• [GIVEN PROBLEM]: Wherever the string "degree" appears in a line, extract that line.
— START OF INFORMATION PROVIDED —
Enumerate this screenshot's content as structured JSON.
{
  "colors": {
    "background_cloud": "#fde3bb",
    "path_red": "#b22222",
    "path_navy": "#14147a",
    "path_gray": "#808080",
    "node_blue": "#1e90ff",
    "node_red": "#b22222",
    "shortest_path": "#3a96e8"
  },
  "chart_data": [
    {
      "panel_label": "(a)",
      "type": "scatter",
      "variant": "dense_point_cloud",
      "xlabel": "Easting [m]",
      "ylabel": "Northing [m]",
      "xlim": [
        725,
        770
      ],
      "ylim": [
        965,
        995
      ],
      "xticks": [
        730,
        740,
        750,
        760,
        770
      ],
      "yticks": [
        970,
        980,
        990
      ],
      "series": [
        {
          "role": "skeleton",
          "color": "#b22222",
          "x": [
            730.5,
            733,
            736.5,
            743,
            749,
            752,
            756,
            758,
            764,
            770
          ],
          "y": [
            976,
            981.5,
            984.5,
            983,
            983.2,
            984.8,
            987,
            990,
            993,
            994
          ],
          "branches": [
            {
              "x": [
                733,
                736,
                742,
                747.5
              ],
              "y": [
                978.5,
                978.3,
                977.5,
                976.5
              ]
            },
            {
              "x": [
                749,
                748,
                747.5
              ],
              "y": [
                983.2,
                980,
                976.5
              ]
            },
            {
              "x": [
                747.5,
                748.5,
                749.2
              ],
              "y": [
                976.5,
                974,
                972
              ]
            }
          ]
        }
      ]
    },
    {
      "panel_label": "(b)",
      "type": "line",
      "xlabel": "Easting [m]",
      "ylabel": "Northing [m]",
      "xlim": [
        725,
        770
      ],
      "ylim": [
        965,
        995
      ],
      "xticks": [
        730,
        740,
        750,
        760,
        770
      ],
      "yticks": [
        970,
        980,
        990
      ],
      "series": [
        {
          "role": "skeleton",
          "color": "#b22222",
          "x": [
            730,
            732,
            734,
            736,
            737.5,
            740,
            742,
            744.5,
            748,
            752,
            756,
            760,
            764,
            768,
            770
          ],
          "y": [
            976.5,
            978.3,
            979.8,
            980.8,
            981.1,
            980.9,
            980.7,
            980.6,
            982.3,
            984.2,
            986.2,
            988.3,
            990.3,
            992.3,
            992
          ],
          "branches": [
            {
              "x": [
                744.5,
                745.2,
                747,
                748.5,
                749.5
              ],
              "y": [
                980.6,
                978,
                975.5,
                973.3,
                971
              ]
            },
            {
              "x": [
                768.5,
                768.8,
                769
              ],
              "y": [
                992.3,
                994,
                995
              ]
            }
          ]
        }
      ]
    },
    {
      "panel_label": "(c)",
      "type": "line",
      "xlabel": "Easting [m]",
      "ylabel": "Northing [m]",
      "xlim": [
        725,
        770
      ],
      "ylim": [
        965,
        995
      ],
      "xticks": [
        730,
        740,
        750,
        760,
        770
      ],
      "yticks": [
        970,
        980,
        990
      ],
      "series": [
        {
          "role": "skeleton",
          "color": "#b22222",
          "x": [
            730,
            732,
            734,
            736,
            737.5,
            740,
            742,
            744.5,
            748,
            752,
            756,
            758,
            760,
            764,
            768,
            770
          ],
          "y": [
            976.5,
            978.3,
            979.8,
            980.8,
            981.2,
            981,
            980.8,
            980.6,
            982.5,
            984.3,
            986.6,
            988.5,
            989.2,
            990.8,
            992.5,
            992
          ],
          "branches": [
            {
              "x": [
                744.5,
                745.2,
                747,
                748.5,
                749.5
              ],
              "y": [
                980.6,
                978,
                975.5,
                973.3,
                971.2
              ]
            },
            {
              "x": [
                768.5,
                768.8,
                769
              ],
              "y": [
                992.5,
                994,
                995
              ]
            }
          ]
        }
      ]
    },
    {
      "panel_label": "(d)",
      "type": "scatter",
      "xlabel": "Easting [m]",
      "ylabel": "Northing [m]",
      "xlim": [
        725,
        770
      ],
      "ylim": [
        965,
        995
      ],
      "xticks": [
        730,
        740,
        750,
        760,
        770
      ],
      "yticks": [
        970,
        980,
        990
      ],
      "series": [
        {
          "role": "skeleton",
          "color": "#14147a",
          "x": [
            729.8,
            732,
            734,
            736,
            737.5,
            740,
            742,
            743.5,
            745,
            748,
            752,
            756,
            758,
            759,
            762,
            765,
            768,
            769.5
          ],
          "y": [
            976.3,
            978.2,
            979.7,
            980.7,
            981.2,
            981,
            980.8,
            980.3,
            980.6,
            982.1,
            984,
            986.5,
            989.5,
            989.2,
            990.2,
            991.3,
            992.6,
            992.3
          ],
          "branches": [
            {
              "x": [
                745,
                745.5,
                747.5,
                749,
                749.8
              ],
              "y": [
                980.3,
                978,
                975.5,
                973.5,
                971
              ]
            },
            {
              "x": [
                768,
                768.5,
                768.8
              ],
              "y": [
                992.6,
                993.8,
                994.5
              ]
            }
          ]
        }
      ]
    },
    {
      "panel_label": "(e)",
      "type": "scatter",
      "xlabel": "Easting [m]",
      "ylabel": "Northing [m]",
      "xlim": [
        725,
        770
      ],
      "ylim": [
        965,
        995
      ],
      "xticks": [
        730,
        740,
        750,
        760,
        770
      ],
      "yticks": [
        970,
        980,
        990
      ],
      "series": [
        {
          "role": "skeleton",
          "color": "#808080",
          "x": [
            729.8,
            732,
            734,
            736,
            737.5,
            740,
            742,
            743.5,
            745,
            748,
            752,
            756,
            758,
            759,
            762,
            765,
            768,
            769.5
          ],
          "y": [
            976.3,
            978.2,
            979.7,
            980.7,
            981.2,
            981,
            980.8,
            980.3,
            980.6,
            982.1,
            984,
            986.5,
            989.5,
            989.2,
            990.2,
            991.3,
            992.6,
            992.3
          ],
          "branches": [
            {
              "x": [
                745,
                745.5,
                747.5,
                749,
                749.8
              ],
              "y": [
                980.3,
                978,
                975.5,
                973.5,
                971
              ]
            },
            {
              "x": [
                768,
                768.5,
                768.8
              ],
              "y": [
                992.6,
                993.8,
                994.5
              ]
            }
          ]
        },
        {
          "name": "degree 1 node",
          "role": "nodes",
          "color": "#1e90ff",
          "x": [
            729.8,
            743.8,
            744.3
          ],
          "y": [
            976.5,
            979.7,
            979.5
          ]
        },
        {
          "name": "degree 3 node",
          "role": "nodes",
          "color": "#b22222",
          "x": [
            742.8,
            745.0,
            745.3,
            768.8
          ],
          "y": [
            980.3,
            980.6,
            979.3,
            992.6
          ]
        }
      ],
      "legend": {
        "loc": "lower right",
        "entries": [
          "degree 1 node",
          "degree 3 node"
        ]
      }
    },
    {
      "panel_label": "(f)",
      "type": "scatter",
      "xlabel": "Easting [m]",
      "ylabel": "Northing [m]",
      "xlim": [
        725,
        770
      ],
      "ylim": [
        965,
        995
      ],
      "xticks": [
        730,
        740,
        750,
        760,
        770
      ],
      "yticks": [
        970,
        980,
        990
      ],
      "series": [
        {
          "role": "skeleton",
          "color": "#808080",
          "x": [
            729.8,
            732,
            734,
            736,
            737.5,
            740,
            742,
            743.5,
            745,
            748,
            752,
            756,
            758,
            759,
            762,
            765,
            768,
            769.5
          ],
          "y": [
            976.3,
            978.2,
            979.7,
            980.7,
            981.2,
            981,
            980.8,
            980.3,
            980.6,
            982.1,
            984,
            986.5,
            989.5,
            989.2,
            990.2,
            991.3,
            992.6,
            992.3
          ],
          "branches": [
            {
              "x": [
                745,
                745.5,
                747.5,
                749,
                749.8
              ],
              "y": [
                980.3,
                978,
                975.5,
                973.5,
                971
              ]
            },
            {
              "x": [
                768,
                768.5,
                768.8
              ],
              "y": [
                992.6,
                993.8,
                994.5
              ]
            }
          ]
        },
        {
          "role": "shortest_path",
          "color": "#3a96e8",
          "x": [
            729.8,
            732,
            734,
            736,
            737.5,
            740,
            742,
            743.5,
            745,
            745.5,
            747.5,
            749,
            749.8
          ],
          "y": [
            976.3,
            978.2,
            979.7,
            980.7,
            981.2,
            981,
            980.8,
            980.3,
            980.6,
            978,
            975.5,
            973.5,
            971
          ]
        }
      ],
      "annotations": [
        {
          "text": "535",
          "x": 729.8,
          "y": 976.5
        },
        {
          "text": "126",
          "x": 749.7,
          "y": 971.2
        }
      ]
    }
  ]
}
— END OF INFORMATION PROVIDED —
• [EXERCISE RESULT]:
          "name": "degree 1 node",
          "name": "degree 3 node",
          "degree 1 node",
          "degree 3 node"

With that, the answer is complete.